Available data >>
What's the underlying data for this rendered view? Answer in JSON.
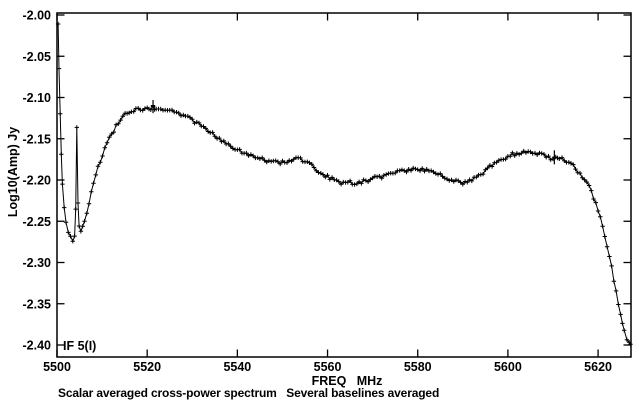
{
  "chart_data": {
    "type": "line",
    "title": "Scalar averaged cross-power spectrum   Several baselines averaged",
    "xlabel": "FREQ   MHz",
    "ylabel": "Log10(Amp) Jy",
    "annotation": "IF 5(I)",
    "legend": null,
    "grid": false,
    "marker": "+",
    "line_color": "#000000",
    "background": "#ffffff",
    "xlim": [
      5500,
      5627.3
    ],
    "ylim": [
      -2.415,
      -1.997
    ],
    "x_ticks": [
      5500,
      5520,
      5540,
      5560,
      5580,
      5600,
      5620
    ],
    "x_tick_labels": [
      "5500",
      "5520",
      "5540",
      "5560",
      "5580",
      "5600",
      "5620"
    ],
    "y_ticks": [
      -2.0,
      -2.05,
      -2.1,
      -2.15,
      -2.2,
      -2.25,
      -2.3,
      -2.35,
      -2.4
    ],
    "y_tick_labels": [
      "-2.00",
      "-2.05",
      "-2.10",
      "-2.15",
      "-2.20",
      "-2.25",
      "-2.30",
      "-2.35",
      "-2.40"
    ],
    "channel_spacing_mhz": 0.45,
    "noise_amplitude": 0.0022,
    "points": [
      [
        5500.25,
        -2.012
      ],
      [
        5500.45,
        -2.065
      ],
      [
        5500.7,
        -2.12
      ],
      [
        5500.95,
        -2.17
      ],
      [
        5501.2,
        -2.205
      ],
      [
        5501.6,
        -2.235
      ],
      [
        5502.0,
        -2.252
      ],
      [
        5502.5,
        -2.262
      ],
      [
        5503.0,
        -2.268
      ],
      [
        5503.5,
        -2.272
      ],
      [
        5503.9,
        -2.266
      ],
      [
        5504.15,
        -2.235
      ],
      [
        5504.4,
        -2.138
      ],
      [
        5504.65,
        -2.23
      ],
      [
        5504.9,
        -2.255
      ],
      [
        5505.3,
        -2.262
      ],
      [
        5505.7,
        -2.258
      ],
      [
        5506.1,
        -2.25
      ],
      [
        5506.6,
        -2.239
      ],
      [
        5507.1,
        -2.227
      ],
      [
        5507.6,
        -2.215
      ],
      [
        5508.1,
        -2.204
      ],
      [
        5508.6,
        -2.194
      ],
      [
        5509.1,
        -2.185
      ],
      [
        5509.6,
        -2.177
      ],
      [
        5510.1,
        -2.169
      ],
      [
        5510.6,
        -2.163
      ],
      [
        5511.1,
        -2.156
      ],
      [
        5511.6,
        -2.15
      ],
      [
        5512.1,
        -2.145
      ],
      [
        5512.6,
        -2.14
      ],
      [
        5513.1,
        -2.135
      ],
      [
        5513.6,
        -2.131
      ],
      [
        5514.1,
        -2.127
      ],
      [
        5514.6,
        -2.124
      ],
      [
        5515.1,
        -2.121
      ],
      [
        5516,
        -2.118
      ],
      [
        5517,
        -2.116
      ],
      [
        5518,
        -2.114
      ],
      [
        5519,
        -2.116
      ],
      [
        5520,
        -2.113
      ],
      [
        5520.8,
        -2.116
      ],
      [
        5521.3,
        -2.11
      ],
      [
        5522,
        -2.115
      ],
      [
        5523,
        -2.113
      ],
      [
        5524,
        -2.116
      ],
      [
        5525,
        -2.114
      ],
      [
        5526,
        -2.117
      ],
      [
        5527,
        -2.119
      ],
      [
        5528,
        -2.121
      ],
      [
        5529,
        -2.124
      ],
      [
        5530,
        -2.127
      ],
      [
        5531,
        -2.131
      ],
      [
        5532,
        -2.134
      ],
      [
        5533,
        -2.138
      ],
      [
        5534,
        -2.142
      ],
      [
        5535,
        -2.146
      ],
      [
        5536,
        -2.15
      ],
      [
        5537,
        -2.154
      ],
      [
        5538,
        -2.157
      ],
      [
        5539,
        -2.16
      ],
      [
        5540,
        -2.163
      ],
      [
        5541,
        -2.166
      ],
      [
        5542,
        -2.168
      ],
      [
        5543,
        -2.17
      ],
      [
        5544,
        -2.172
      ],
      [
        5545,
        -2.174
      ],
      [
        5546,
        -2.176
      ],
      [
        5547,
        -2.177
      ],
      [
        5548,
        -2.178
      ],
      [
        5549,
        -2.179
      ],
      [
        5550,
        -2.179
      ],
      [
        5551,
        -2.178
      ],
      [
        5552,
        -2.176
      ],
      [
        5553,
        -2.173
      ],
      [
        5554,
        -2.175
      ],
      [
        5555,
        -2.178
      ],
      [
        5556,
        -2.181
      ],
      [
        5557,
        -2.185
      ],
      [
        5558,
        -2.189
      ],
      [
        5559,
        -2.193
      ],
      [
        5560,
        -2.196
      ],
      [
        5561,
        -2.199
      ],
      [
        5562,
        -2.201
      ],
      [
        5563,
        -2.203
      ],
      [
        5564,
        -2.204
      ],
      [
        5565,
        -2.203
      ],
      [
        5566,
        -2.204
      ],
      [
        5567,
        -2.203
      ],
      [
        5568,
        -2.201
      ],
      [
        5569,
        -2.2
      ],
      [
        5570,
        -2.198
      ],
      [
        5571,
        -2.197
      ],
      [
        5572,
        -2.196
      ],
      [
        5573,
        -2.194
      ],
      [
        5574,
        -2.192
      ],
      [
        5575,
        -2.191
      ],
      [
        5576,
        -2.19
      ],
      [
        5577,
        -2.189
      ],
      [
        5578,
        -2.188
      ],
      [
        5579,
        -2.187
      ],
      [
        5580,
        -2.187
      ],
      [
        5581,
        -2.187
      ],
      [
        5582,
        -2.188
      ],
      [
        5583,
        -2.189
      ],
      [
        5584,
        -2.191
      ],
      [
        5585,
        -2.193
      ],
      [
        5586,
        -2.196
      ],
      [
        5587,
        -2.199
      ],
      [
        5588,
        -2.201
      ],
      [
        5589,
        -2.203
      ],
      [
        5590,
        -2.204
      ],
      [
        5591,
        -2.203
      ],
      [
        5592,
        -2.2
      ],
      [
        5593,
        -2.197
      ],
      [
        5594,
        -2.193
      ],
      [
        5595,
        -2.189
      ],
      [
        5596,
        -2.184
      ],
      [
        5597,
        -2.18
      ],
      [
        5598,
        -2.177
      ],
      [
        5599,
        -2.174
      ],
      [
        5600,
        -2.171
      ],
      [
        5601,
        -2.169
      ],
      [
        5602,
        -2.168
      ],
      [
        5603,
        -2.167
      ],
      [
        5604,
        -2.167
      ],
      [
        5605,
        -2.168
      ],
      [
        5606,
        -2.169
      ],
      [
        5607,
        -2.169
      ],
      [
        5608,
        -2.17
      ],
      [
        5609,
        -2.172
      ],
      [
        5610,
        -2.176
      ],
      [
        5610.6,
        -2.171
      ],
      [
        5611.4,
        -2.173
      ],
      [
        5612,
        -2.174
      ],
      [
        5613,
        -2.177
      ],
      [
        5614,
        -2.181
      ],
      [
        5615,
        -2.186
      ],
      [
        5616,
        -2.192
      ],
      [
        5617,
        -2.199
      ],
      [
        5618,
        -2.208
      ],
      [
        5619,
        -2.221
      ],
      [
        5620,
        -2.236
      ],
      [
        5621,
        -2.256
      ],
      [
        5622,
        -2.279
      ],
      [
        5623,
        -2.306
      ],
      [
        5624,
        -2.336
      ],
      [
        5625,
        -2.363
      ],
      [
        5625.8,
        -2.383
      ],
      [
        5626.4,
        -2.393
      ],
      [
        5626.9,
        -2.398
      ],
      [
        5627.2,
        -2.399
      ]
    ],
    "error_bars": [
      {
        "x": 5521.3,
        "lo": -2.119,
        "hi": -2.103
      },
      {
        "x": 5610.3,
        "lo": -2.181,
        "hi": -2.164
      }
    ]
  }
}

Task prompt >>
Quote the data above in full and without alteration; skip the pictures.

Written response >>
What's the underlying data for this rendered view? Answer in JSON.
{
  "chart_data": {
    "type": "line",
    "title": "Scalar averaged cross-power spectrum   Several baselines averaged",
    "xlabel": "FREQ   MHz",
    "ylabel": "Log10(Amp) Jy",
    "annotation": "IF 5(I)",
    "legend": null,
    "grid": false,
    "marker": "+",
    "line_color": "#000000",
    "background": "#ffffff",
    "xlim": [
      5500,
      5627.3
    ],
    "ylim": [
      -2.415,
      -1.997
    ],
    "x_ticks": [
      5500,
      5520,
      5540,
      5560,
      5580,
      5600,
      5620
    ],
    "x_tick_labels": [
      "5500",
      "5520",
      "5540",
      "5560",
      "5580",
      "5600",
      "5620"
    ],
    "y_ticks": [
      -2.0,
      -2.05,
      -2.1,
      -2.15,
      -2.2,
      -2.25,
      -2.3,
      -2.35,
      -2.4
    ],
    "y_tick_labels": [
      "-2.00",
      "-2.05",
      "-2.10",
      "-2.15",
      "-2.20",
      "-2.25",
      "-2.30",
      "-2.35",
      "-2.40"
    ],
    "channel_spacing_mhz": 0.45,
    "noise_amplitude": 0.0022,
    "points": [
      [
        5500.25,
        -2.012
      ],
      [
        5500.45,
        -2.065
      ],
      [
        5500.7,
        -2.12
      ],
      [
        5500.95,
        -2.17
      ],
      [
        5501.2,
        -2.205
      ],
      [
        5501.6,
        -2.235
      ],
      [
        5502.0,
        -2.252
      ],
      [
        5502.5,
        -2.262
      ],
      [
        5503.0,
        -2.268
      ],
      [
        5503.5,
        -2.272
      ],
      [
        5503.9,
        -2.266
      ],
      [
        5504.15,
        -2.235
      ],
      [
        5504.4,
        -2.138
      ],
      [
        5504.65,
        -2.23
      ],
      [
        5504.9,
        -2.255
      ],
      [
        5505.3,
        -2.262
      ],
      [
        5505.7,
        -2.258
      ],
      [
        5506.1,
        -2.25
      ],
      [
        5506.6,
        -2.239
      ],
      [
        5507.1,
        -2.227
      ],
      [
        5507.6,
        -2.215
      ],
      [
        5508.1,
        -2.204
      ],
      [
        5508.6,
        -2.194
      ],
      [
        5509.1,
        -2.185
      ],
      [
        5509.6,
        -2.177
      ],
      [
        5510.1,
        -2.169
      ],
      [
        5510.6,
        -2.163
      ],
      [
        5511.1,
        -2.156
      ],
      [
        5511.6,
        -2.15
      ],
      [
        5512.1,
        -2.145
      ],
      [
        5512.6,
        -2.14
      ],
      [
        5513.1,
        -2.135
      ],
      [
        5513.6,
        -2.131
      ],
      [
        5514.1,
        -2.127
      ],
      [
        5514.6,
        -2.124
      ],
      [
        5515.1,
        -2.121
      ],
      [
        5516,
        -2.118
      ],
      [
        5517,
        -2.116
      ],
      [
        5518,
        -2.114
      ],
      [
        5519,
        -2.116
      ],
      [
        5520,
        -2.113
      ],
      [
        5520.8,
        -2.116
      ],
      [
        5521.3,
        -2.11
      ],
      [
        5522,
        -2.115
      ],
      [
        5523,
        -2.113
      ],
      [
        5524,
        -2.116
      ],
      [
        5525,
        -2.114
      ],
      [
        5526,
        -2.117
      ],
      [
        5527,
        -2.119
      ],
      [
        5528,
        -2.121
      ],
      [
        5529,
        -2.124
      ],
      [
        5530,
        -2.127
      ],
      [
        5531,
        -2.131
      ],
      [
        5532,
        -2.134
      ],
      [
        5533,
        -2.138
      ],
      [
        5534,
        -2.142
      ],
      [
        5535,
        -2.146
      ],
      [
        5536,
        -2.15
      ],
      [
        5537,
        -2.154
      ],
      [
        5538,
        -2.157
      ],
      [
        5539,
        -2.16
      ],
      [
        5540,
        -2.163
      ],
      [
        5541,
        -2.166
      ],
      [
        5542,
        -2.168
      ],
      [
        5543,
        -2.17
      ],
      [
        5544,
        -2.172
      ],
      [
        5545,
        -2.174
      ],
      [
        5546,
        -2.176
      ],
      [
        5547,
        -2.177
      ],
      [
        5548,
        -2.178
      ],
      [
        5549,
        -2.179
      ],
      [
        5550,
        -2.179
      ],
      [
        5551,
        -2.178
      ],
      [
        5552,
        -2.176
      ],
      [
        5553,
        -2.173
      ],
      [
        5554,
        -2.175
      ],
      [
        5555,
        -2.178
      ],
      [
        5556,
        -2.181
      ],
      [
        5557,
        -2.185
      ],
      [
        5558,
        -2.189
      ],
      [
        5559,
        -2.193
      ],
      [
        5560,
        -2.196
      ],
      [
        5561,
        -2.199
      ],
      [
        5562,
        -2.201
      ],
      [
        5563,
        -2.203
      ],
      [
        5564,
        -2.204
      ],
      [
        5565,
        -2.203
      ],
      [
        5566,
        -2.204
      ],
      [
        5567,
        -2.203
      ],
      [
        5568,
        -2.201
      ],
      [
        5569,
        -2.2
      ],
      [
        5570,
        -2.198
      ],
      [
        5571,
        -2.197
      ],
      [
        5572,
        -2.196
      ],
      [
        5573,
        -2.194
      ],
      [
        5574,
        -2.192
      ],
      [
        5575,
        -2.191
      ],
      [
        5576,
        -2.19
      ],
      [
        5577,
        -2.189
      ],
      [
        5578,
        -2.188
      ],
      [
        5579,
        -2.187
      ],
      [
        5580,
        -2.187
      ],
      [
        5581,
        -2.187
      ],
      [
        5582,
        -2.188
      ],
      [
        5583,
        -2.189
      ],
      [
        5584,
        -2.191
      ],
      [
        5585,
        -2.193
      ],
      [
        5586,
        -2.196
      ],
      [
        5587,
        -2.199
      ],
      [
        5588,
        -2.201
      ],
      [
        5589,
        -2.203
      ],
      [
        5590,
        -2.204
      ],
      [
        5591,
        -2.203
      ],
      [
        5592,
        -2.2
      ],
      [
        5593,
        -2.197
      ],
      [
        5594,
        -2.193
      ],
      [
        5595,
        -2.189
      ],
      [
        5596,
        -2.184
      ],
      [
        5597,
        -2.18
      ],
      [
        5598,
        -2.177
      ],
      [
        5599,
        -2.174
      ],
      [
        5600,
        -2.171
      ],
      [
        5601,
        -2.169
      ],
      [
        5602,
        -2.168
      ],
      [
        5603,
        -2.167
      ],
      [
        5604,
        -2.167
      ],
      [
        5605,
        -2.168
      ],
      [
        5606,
        -2.169
      ],
      [
        5607,
        -2.169
      ],
      [
        5608,
        -2.17
      ],
      [
        5609,
        -2.172
      ],
      [
        5610,
        -2.176
      ],
      [
        5610.6,
        -2.171
      ],
      [
        5611.4,
        -2.173
      ],
      [
        5612,
        -2.174
      ],
      [
        5613,
        -2.177
      ],
      [
        5614,
        -2.181
      ],
      [
        5615,
        -2.186
      ],
      [
        5616,
        -2.192
      ],
      [
        5617,
        -2.199
      ],
      [
        5618,
        -2.208
      ],
      [
        5619,
        -2.221
      ],
      [
        5620,
        -2.236
      ],
      [
        5621,
        -2.256
      ],
      [
        5622,
        -2.279
      ],
      [
        5623,
        -2.306
      ],
      [
        5624,
        -2.336
      ],
      [
        5625,
        -2.363
      ],
      [
        5625.8,
        -2.383
      ],
      [
        5626.4,
        -2.393
      ],
      [
        5626.9,
        -2.398
      ],
      [
        5627.2,
        -2.399
      ]
    ],
    "error_bars": [
      {
        "x": 5521.3,
        "lo": -2.119,
        "hi": -2.103
      },
      {
        "x": 5610.3,
        "lo": -2.181,
        "hi": -2.164
      }
    ]
  }
}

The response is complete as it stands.